• [Task goal] Restate the data below word for word. Skip any images it contains.

══════

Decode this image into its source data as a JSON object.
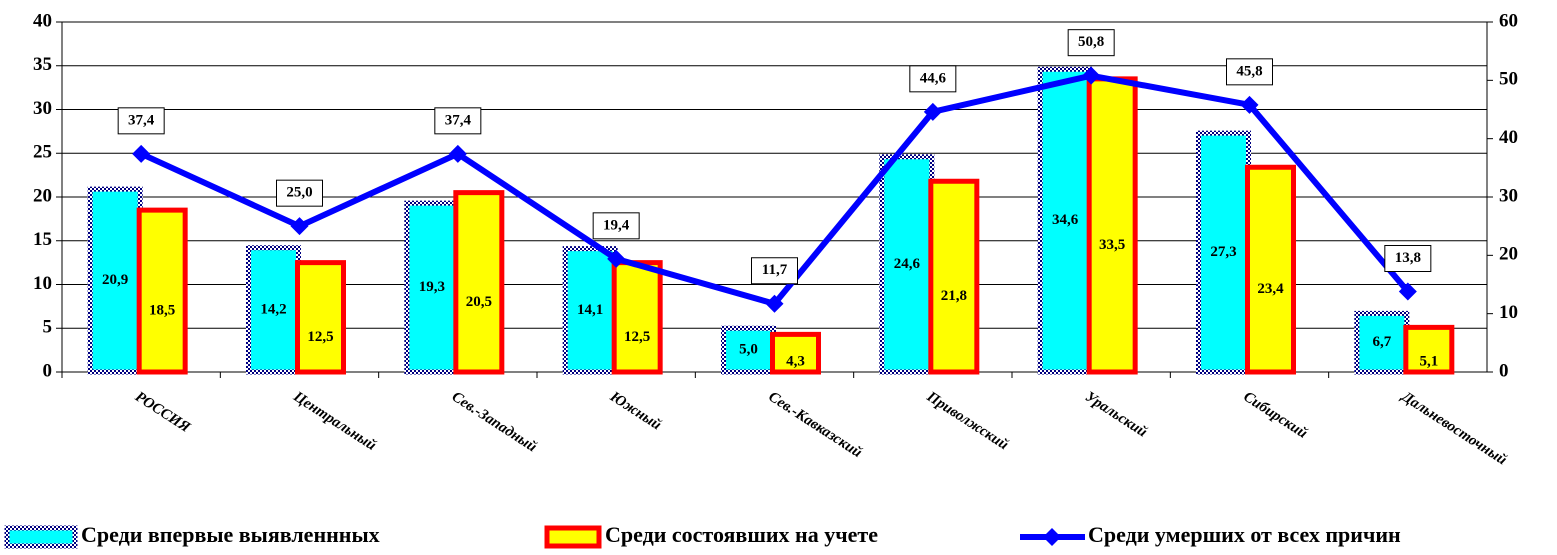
{
  "chart_data": {
    "type": "bar",
    "categories": [
      "РОССИЯ",
      "Центральный",
      "Сев.-Западный",
      "Южный",
      "Сев.-Кавказский",
      "Приволжский",
      "Уральский",
      "Сибирский",
      "Дальневосточный"
    ],
    "series": [
      {
        "name": "Среди впервые выявленнных",
        "color": "#00ffff",
        "type": "bar",
        "values": [
          20.9,
          14.2,
          19.3,
          14.1,
          5.0,
          24.6,
          34.6,
          27.3,
          6.7
        ],
        "value_labels": [
          "20,9",
          "14,2",
          "19,3",
          "14,1",
          "5,0",
          "24,6",
          "34,6",
          "27,3",
          "6,7"
        ]
      },
      {
        "name": "Среди состоявших на учете",
        "color": "#ffff00",
        "type": "bar",
        "values": [
          18.5,
          12.5,
          20.5,
          12.5,
          4.3,
          21.8,
          33.5,
          23.4,
          5.1
        ],
        "value_labels": [
          "18,5",
          "12,5",
          "20,5",
          "12,5",
          "4,3",
          "21,8",
          "33,5",
          "23,4",
          "5,1"
        ]
      },
      {
        "name": "Среди умерших от всех причин",
        "color": "#0000ff",
        "type": "line",
        "axis": "y2",
        "values": [
          37.4,
          25.0,
          37.4,
          19.4,
          11.7,
          44.6,
          50.8,
          45.8,
          13.8
        ],
        "value_labels": [
          "37,4",
          "25,0",
          "37,4",
          "19,4",
          "11,7",
          "44,6",
          "50,8",
          "45,8",
          "13,8"
        ]
      }
    ],
    "ylim": [
      0,
      40
    ],
    "yticks": [
      0,
      5,
      10,
      15,
      20,
      25,
      30,
      35,
      40
    ],
    "y2lim": [
      0,
      60
    ],
    "y2ticks": [
      0,
      10,
      20,
      30,
      40,
      50,
      60
    ],
    "grid": true,
    "legend": "bottom"
  }
}
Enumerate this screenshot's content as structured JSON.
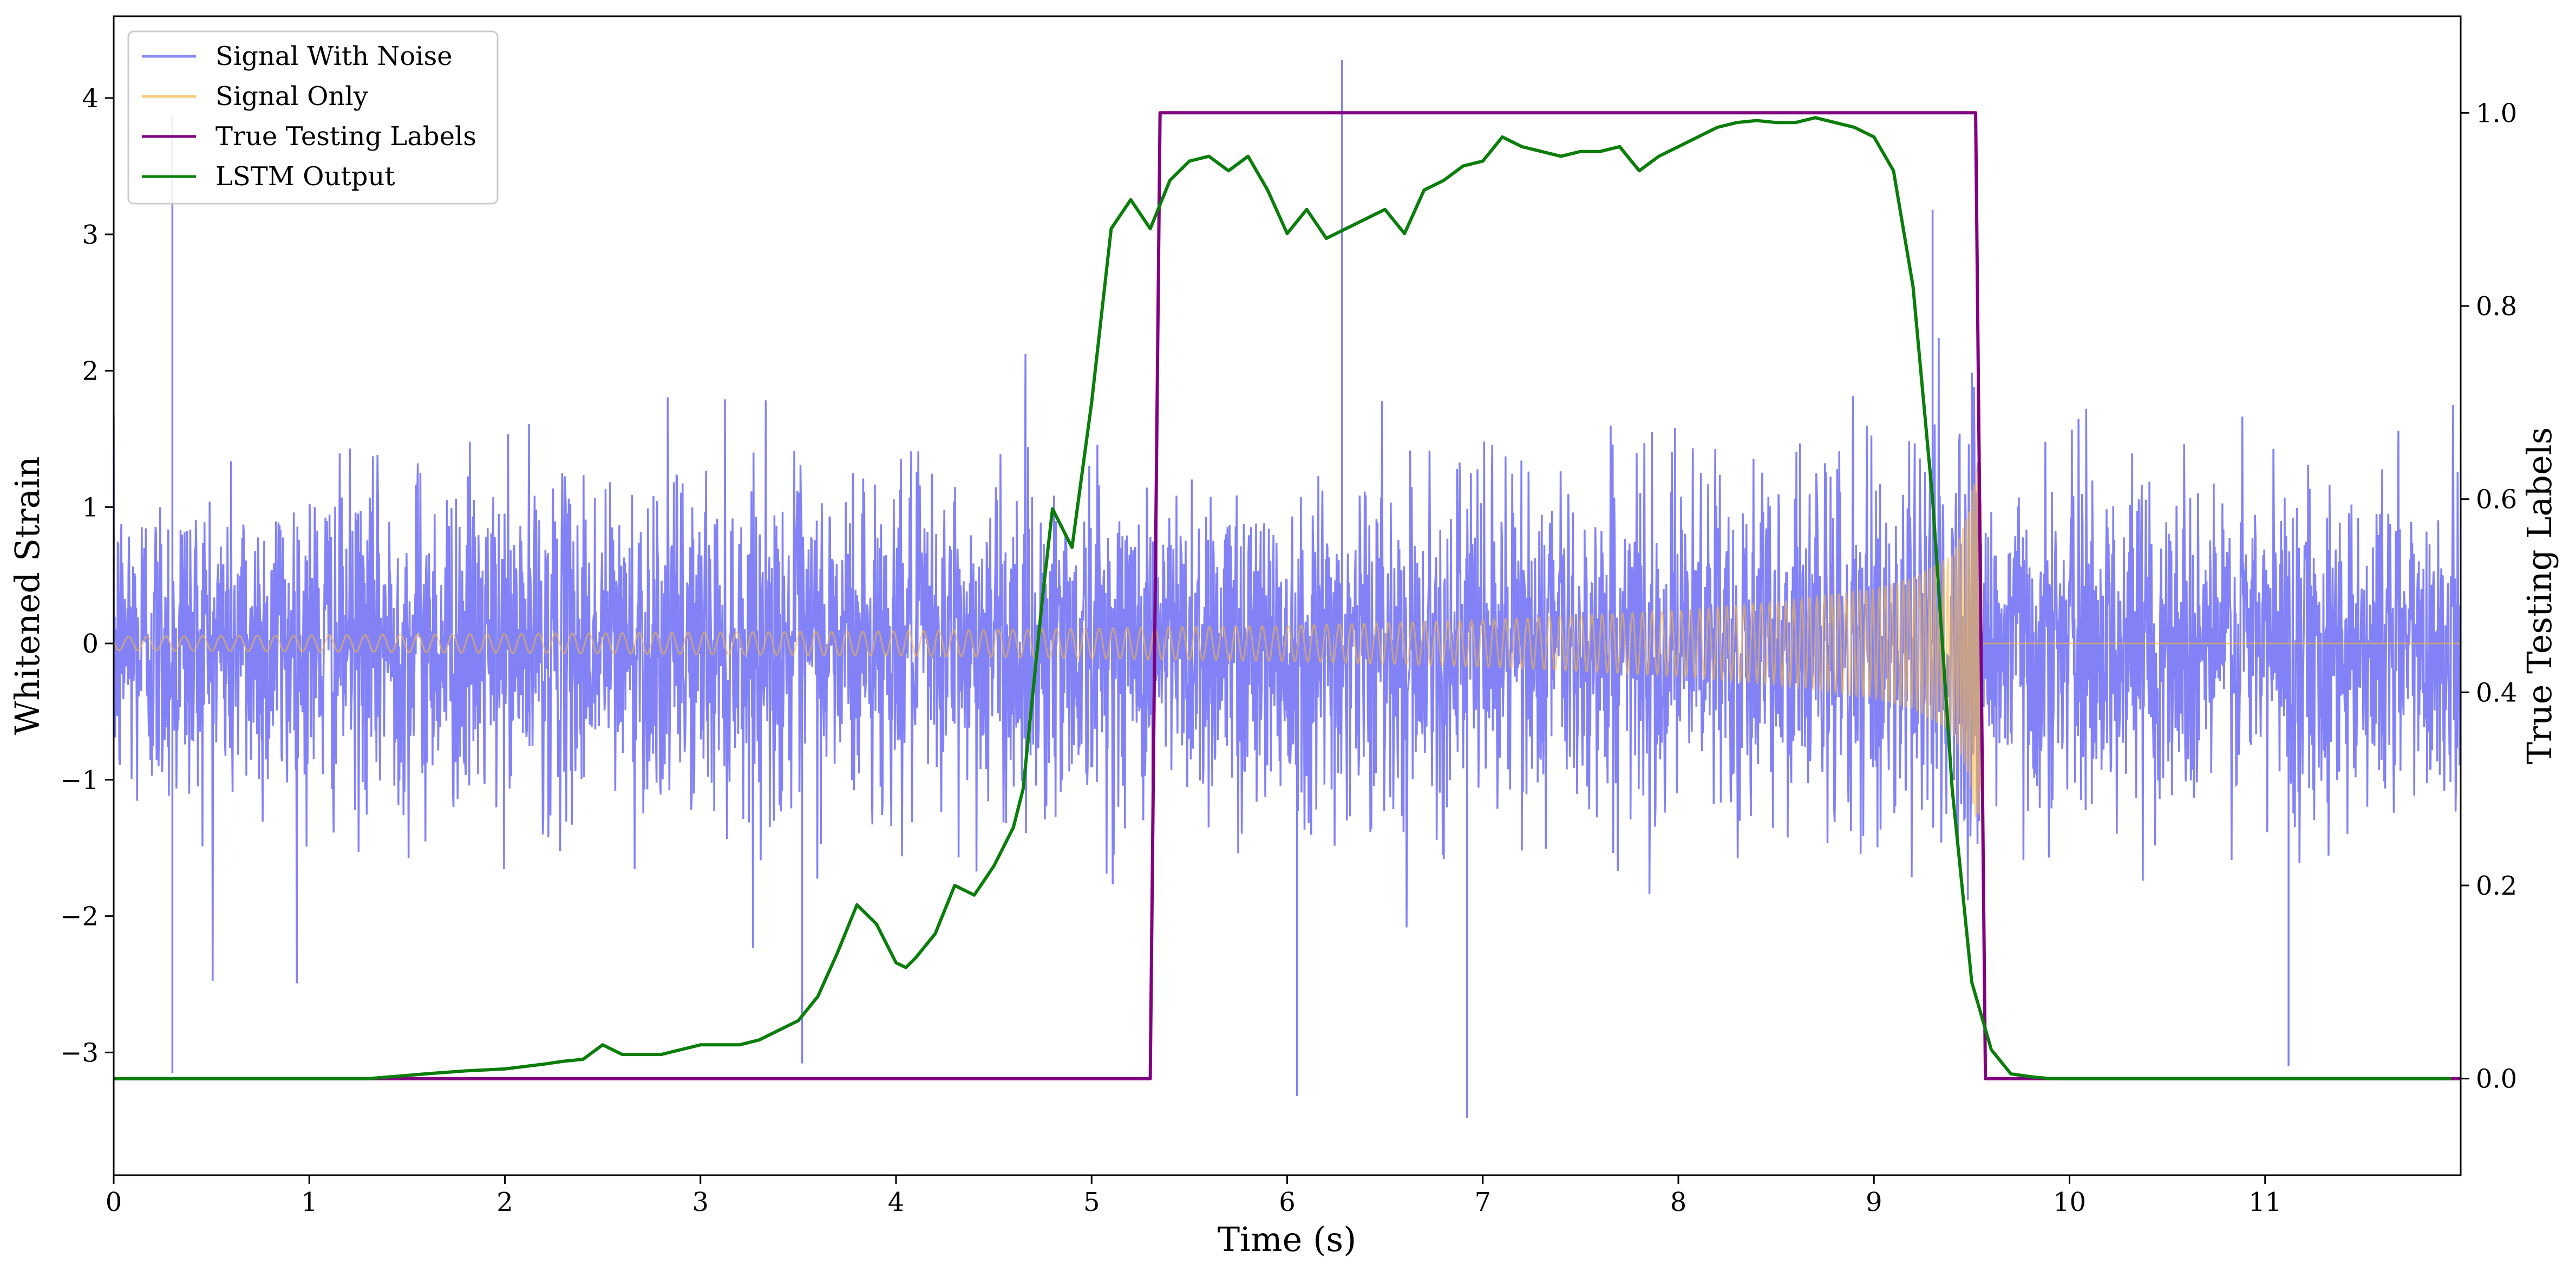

══════

• [Finished task]
Decode this image into its source data as a JSON object.
{
  "chart_data": {
    "type": "bar",
    "categories": [
      "РОССИЯ",
      "Центральный",
      "Сев.-Западный",
      "Южный",
      "Сев.-Кавказский",
      "Приволжский",
      "Уральский",
      "Сибирский",
      "Дальневосточный"
    ],
    "series": [
      {
        "name": "Среди впервые выявленнных",
        "color": "#00ffff",
        "type": "bar",
        "values": [
          20.9,
          14.2,
          19.3,
          14.1,
          5.0,
          24.6,
          34.6,
          27.3,
          6.7
        ],
        "value_labels": [
          "20,9",
          "14,2",
          "19,3",
          "14,1",
          "5,0",
          "24,6",
          "34,6",
          "27,3",
          "6,7"
        ]
      },
      {
        "name": "Среди состоявших на учете",
        "color": "#ffff00",
        "type": "bar",
        "values": [
          18.5,
          12.5,
          20.5,
          12.5,
          4.3,
          21.8,
          33.5,
          23.4,
          5.1
        ],
        "value_labels": [
          "18,5",
          "12,5",
          "20,5",
          "12,5",
          "4,3",
          "21,8",
          "33,5",
          "23,4",
          "5,1"
        ]
      },
      {
        "name": "Среди умерших от всех причин",
        "color": "#0000ff",
        "type": "line",
        "axis": "y2",
        "values": [
          37.4,
          25.0,
          37.4,
          19.4,
          11.7,
          44.6,
          50.8,
          45.8,
          13.8
        ],
        "value_labels": [
          "37,4",
          "25,0",
          "37,4",
          "19,4",
          "11,7",
          "44,6",
          "50,8",
          "45,8",
          "13,8"
        ]
      }
    ],
    "ylim": [
      0,
      40
    ],
    "yticks": [
      0,
      5,
      10,
      15,
      20,
      25,
      30,
      35,
      40
    ],
    "y2lim": [
      0,
      60
    ],
    "y2ticks": [
      0,
      10,
      20,
      30,
      40,
      50,
      60
    ],
    "grid": true,
    "legend": "bottom"
  }
}
Enumerate this screenshot's content as structured JSON.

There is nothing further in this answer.